**Data rows:**

* START *

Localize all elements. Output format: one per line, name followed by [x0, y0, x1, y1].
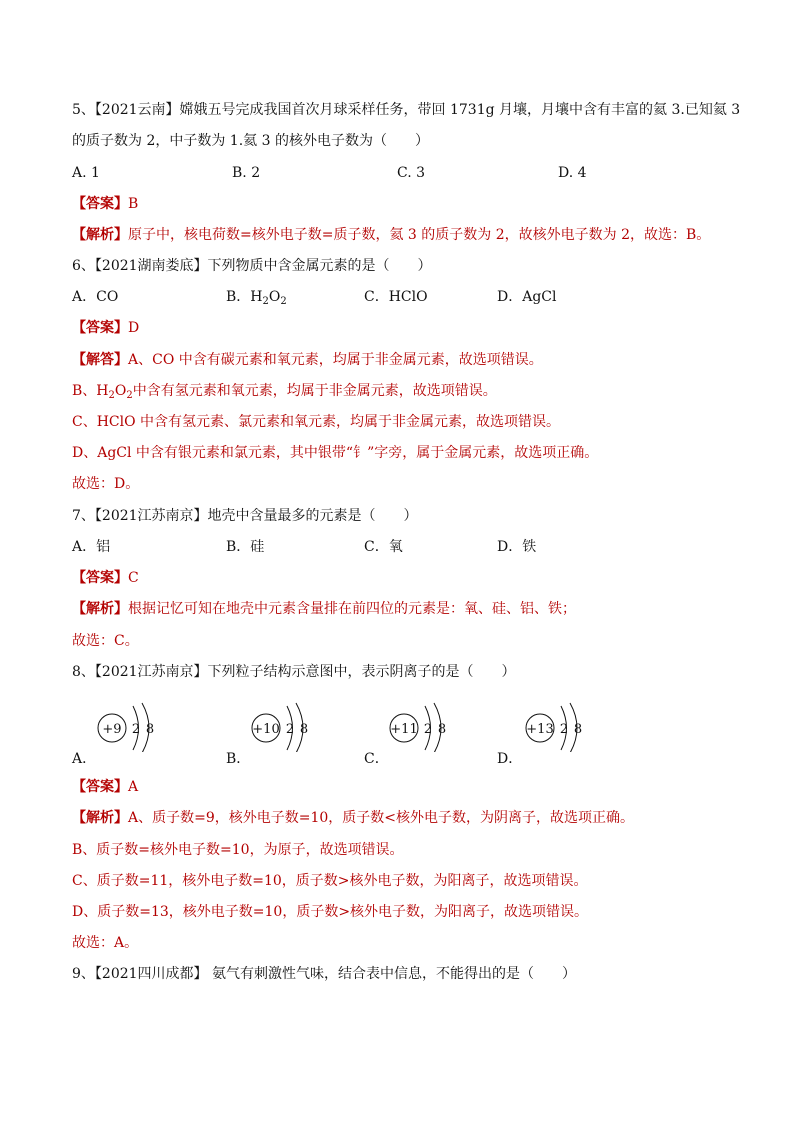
q8-analysis-a: 【解析】A、质子数=9，核外电子数=10，质子数<核外电子数，为阴离子，故选项正确。	[72, 810, 635, 826]
atom-diagram-b	[246, 700, 326, 752]
q5-option-c: C. 3	[397, 165, 426, 181]
q6-option-b: B．$H_2O_2$	[226, 289, 287, 307]
q6-analysis-b: B、$H_2O_2$中含有氢元素和氧元素，均属于非金属元素，故选项错误。	[72, 383, 497, 401]
q6-analysis-d: D、AgCl 中含有银元素和氯元素，其中银带“钅”字旁，属于金属元素，故选项正确。	[72, 445, 599, 461]
q6-answer	[72, 318, 139, 338]
q6-option-c: C．HClO	[364, 289, 428, 305]
q7-option-c: C．氧	[364, 539, 403, 555]
atom-diagram-d	[520, 700, 600, 752]
answer-value: C	[128, 570, 139, 586]
q8-stem: 8、【2021江苏南京】下列粒子结构示意图中，表示阴离子的是（ ）	[72, 664, 516, 680]
q5-option-b: B. 2	[232, 165, 261, 181]
q8-conclusion: 故选：A。	[72, 935, 139, 951]
q9-stem: 9、【2021四川成都】 氨气有刺激性气味，结合表中信息，不能得出的是（ ）	[72, 966, 576, 982]
q8-answer	[72, 777, 138, 797]
answer-tag: 【答案】	[72, 779, 128, 795]
q5-answer	[72, 194, 138, 214]
shell2-count: 8	[299, 722, 309, 737]
q5-analysis	[72, 225, 710, 245]
nucleus-charge: +9	[102, 722, 122, 737]
shell1-count: 2	[131, 722, 141, 737]
nucleus-charge: +10	[252, 722, 280, 737]
q8-option-d: D．	[497, 751, 523, 767]
q8-analysis-d: D、质子数=13，核外电子数=10，质子数>核外电子数，为阳离子，故选项错误。	[72, 904, 589, 920]
nucleus-charge: +13	[526, 722, 554, 737]
analysis-tag: 【解析】	[72, 227, 128, 243]
q8-analysis-b: B、质子数=核外电子数=10，为原子，故选项错误。	[72, 842, 404, 858]
answer-tag: 【答案】	[72, 320, 128, 336]
q6-option-d: D．AgCl	[497, 289, 557, 305]
q7-option-d: D．铁	[497, 539, 537, 555]
q8-analysis-c: C、质子数=11，核外电子数=10，质子数>核外电子数，为阳离子，故选项错误。	[72, 873, 588, 889]
q5-stem-line2: 的质子数为 2，中子数为 1.氦 3 的核外电子数为（ ）	[72, 133, 429, 149]
shell2-count: 8	[145, 722, 155, 737]
q6-option-a: A．CO	[72, 289, 119, 305]
answer-tag: 【答案】	[72, 570, 128, 586]
q6-analysis-c: C、HClO 中含有氢元素、氯元素和氧元素，均属于非金属元素，故选项错误。	[72, 414, 561, 430]
q6-analysis-a: 【解答】A、CO 中含有碳元素和氧元素，均属于非金属元素，故选项错误。	[72, 352, 543, 368]
q8-option-b: B．	[226, 751, 251, 767]
atom-diagram-c	[384, 700, 464, 752]
shell2-count: 8	[573, 722, 583, 737]
atom-diagram-a	[92, 700, 172, 752]
q7-answer	[72, 568, 139, 588]
q6-conclusion: 故选：D。	[72, 476, 140, 492]
analysis-tag: 【解答】	[72, 352, 128, 368]
q5-stem-line1: 5、【2021云南】嫦娥五号完成我国首次月球采样任务，带回 1731g 月壤，月壤中含有丰富的氦 3.已知氦 3	[72, 102, 741, 118]
q6-stem: 6、【2021湖南娄底】下列物质中含金属元素的是（ ）	[72, 258, 432, 274]
q8-option-c: C．	[364, 751, 389, 767]
shell2-count: 8	[437, 722, 447, 737]
nucleus-charge: +11	[390, 722, 418, 737]
shell1-count: 2	[559, 722, 569, 737]
answer-tag: 【答案】	[72, 196, 128, 212]
q8-option-a: A．	[72, 751, 97, 767]
analysis-text: 原子中，核电荷数=核外电子数=质子数，氦 3 的质子数为 2，故核外电子数为 2，故选：B。	[128, 227, 711, 243]
q7-option-a: A．铝	[72, 539, 111, 555]
q7-conclusion: 故选：C。	[72, 633, 139, 649]
q5-option-d: D. 4	[558, 165, 587, 181]
q5-option-a: A. 1	[72, 165, 100, 181]
shell1-count: 2	[423, 722, 433, 737]
answer-value: A	[128, 779, 139, 795]
q7-stem: 7、【2021江苏南京】地壳中含量最多的元素是（ ）	[72, 508, 418, 524]
analysis-tag: 【解析】	[72, 601, 128, 617]
shell1-count: 2	[285, 722, 295, 737]
q7-option-b: B．硅	[226, 539, 265, 555]
q7-analysis: 【解析】根据记忆可知在地壳中元素含量排在前四位的元素是：氧、硅、铝、铁；	[72, 601, 576, 617]
answer-value: B	[128, 196, 139, 212]
answer-value: D	[128, 320, 140, 336]
analysis-tag: 【解析】	[72, 810, 128, 826]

* END *

**Your instructions:**
Rewrite the listing with every "nucleus-charge" changed to "nuclear-charge" and everything else unchanged. Leave out the picture.

**Exercise result:**
Localize all elements. Output format: one per line, name followed by [x0, y0, x1, y1].
q8-analysis-a: 【解析】A、质子数=9，核外电子数=10，质子数<核外电子数，为阴离子，故选项正确。	[72, 810, 635, 826]
atom-diagram-b	[246, 700, 326, 752]
q5-option-c: C. 3	[397, 165, 426, 181]
q6-option-b: B．$H_2O_2$	[226, 289, 287, 307]
q6-analysis-b: B、$H_2O_2$中含有氢元素和氧元素，均属于非金属元素，故选项错误。	[72, 383, 497, 401]
q6-analysis-d: D、AgCl 中含有银元素和氯元素，其中银带“钅”字旁，属于金属元素，故选项正确。	[72, 445, 599, 461]
q6-answer	[72, 318, 139, 338]
q6-option-c: C．HClO	[364, 289, 428, 305]
q7-option-c: C．氧	[364, 539, 403, 555]
atom-diagram-d	[520, 700, 600, 752]
answer-value: C	[128, 570, 139, 586]
q8-stem: 8、【2021江苏南京】下列粒子结构示意图中，表示阴离子的是（ ）	[72, 664, 516, 680]
q5-option-b: B. 2	[232, 165, 261, 181]
q8-conclusion: 故选：A。	[72, 935, 139, 951]
q9-stem: 9、【2021四川成都】 氨气有刺激性气味，结合表中信息，不能得出的是（ ）	[72, 966, 576, 982]
q8-answer	[72, 777, 138, 797]
answer-tag: 【答案】	[72, 779, 128, 795]
q5-answer	[72, 194, 138, 214]
shell2-count: 8	[299, 722, 309, 737]
q5-analysis	[72, 225, 710, 245]
nuclear-charge: +9	[102, 722, 122, 737]
shell1-count: 2	[131, 722, 141, 737]
nuclear-charge: +10	[252, 722, 280, 737]
q8-option-d: D．	[497, 751, 523, 767]
q8-analysis-d: D、质子数=13，核外电子数=10，质子数>核外电子数，为阳离子，故选项错误。	[72, 904, 589, 920]
nuclear-charge: +13	[526, 722, 554, 737]
analysis-tag: 【解析】	[72, 227, 128, 243]
q8-analysis-b: B、质子数=核外电子数=10，为原子，故选项错误。	[72, 842, 404, 858]
answer-tag: 【答案】	[72, 320, 128, 336]
q6-option-d: D．AgCl	[497, 289, 557, 305]
q7-option-d: D．铁	[497, 539, 537, 555]
q8-analysis-c: C、质子数=11，核外电子数=10，质子数>核外电子数，为阳离子，故选项错误。	[72, 873, 588, 889]
q5-stem-line2: 的质子数为 2，中子数为 1.氦 3 的核外电子数为（ ）	[72, 133, 429, 149]
shell2-count: 8	[145, 722, 155, 737]
q6-option-a: A．CO	[72, 289, 119, 305]
answer-tag: 【答案】	[72, 570, 128, 586]
q6-analysis-c: C、HClO 中含有氢元素、氯元素和氧元素，均属于非金属元素，故选项错误。	[72, 414, 561, 430]
q6-analysis-a: 【解答】A、CO 中含有碳元素和氧元素，均属于非金属元素，故选项错误。	[72, 352, 543, 368]
q8-option-b: B．	[226, 751, 251, 767]
atom-diagram-c	[384, 700, 464, 752]
shell2-count: 8	[573, 722, 583, 737]
atom-diagram-a	[92, 700, 172, 752]
q7-answer	[72, 568, 139, 588]
q6-conclusion: 故选：D。	[72, 476, 140, 492]
analysis-tag: 【解答】	[72, 352, 128, 368]
q5-stem-line1: 5、【2021云南】嫦娥五号完成我国首次月球采样任务，带回 1731g 月壤，月壤中含有丰富的氦 3.已知氦 3	[72, 102, 741, 118]
q6-stem: 6、【2021湖南娄底】下列物质中含金属元素的是（ ）	[72, 258, 432, 274]
q8-option-c: C．	[364, 751, 389, 767]
shell2-count: 8	[437, 722, 447, 737]
nuclear-charge: +11	[390, 722, 418, 737]
shell1-count: 2	[559, 722, 569, 737]
answer-tag: 【答案】	[72, 196, 128, 212]
q8-option-a: A．	[72, 751, 97, 767]
analysis-text: 原子中，核电荷数=核外电子数=质子数，氦 3 的质子数为 2，故核外电子数为 2，故选：B。	[128, 227, 711, 243]
q7-option-a: A．铝	[72, 539, 111, 555]
q7-conclusion: 故选：C。	[72, 633, 139, 649]
q5-option-d: D. 4	[558, 165, 587, 181]
q5-option-a: A. 1	[72, 165, 100, 181]
shell1-count: 2	[423, 722, 433, 737]
answer-value: A	[128, 779, 139, 795]
q7-stem: 7、【2021江苏南京】地壳中含量最多的元素是（ ）	[72, 508, 418, 524]
analysis-tag: 【解析】	[72, 601, 128, 617]
shell1-count: 2	[285, 722, 295, 737]
q7-option-b: B．硅	[226, 539, 265, 555]
q7-analysis: 【解析】根据记忆可知在地壳中元素含量排在前四位的元素是：氧、硅、铝、铁；	[72, 601, 576, 617]
answer-value: B	[128, 196, 139, 212]
answer-value: D	[128, 320, 140, 336]
analysis-tag: 【解析】	[72, 810, 128, 826]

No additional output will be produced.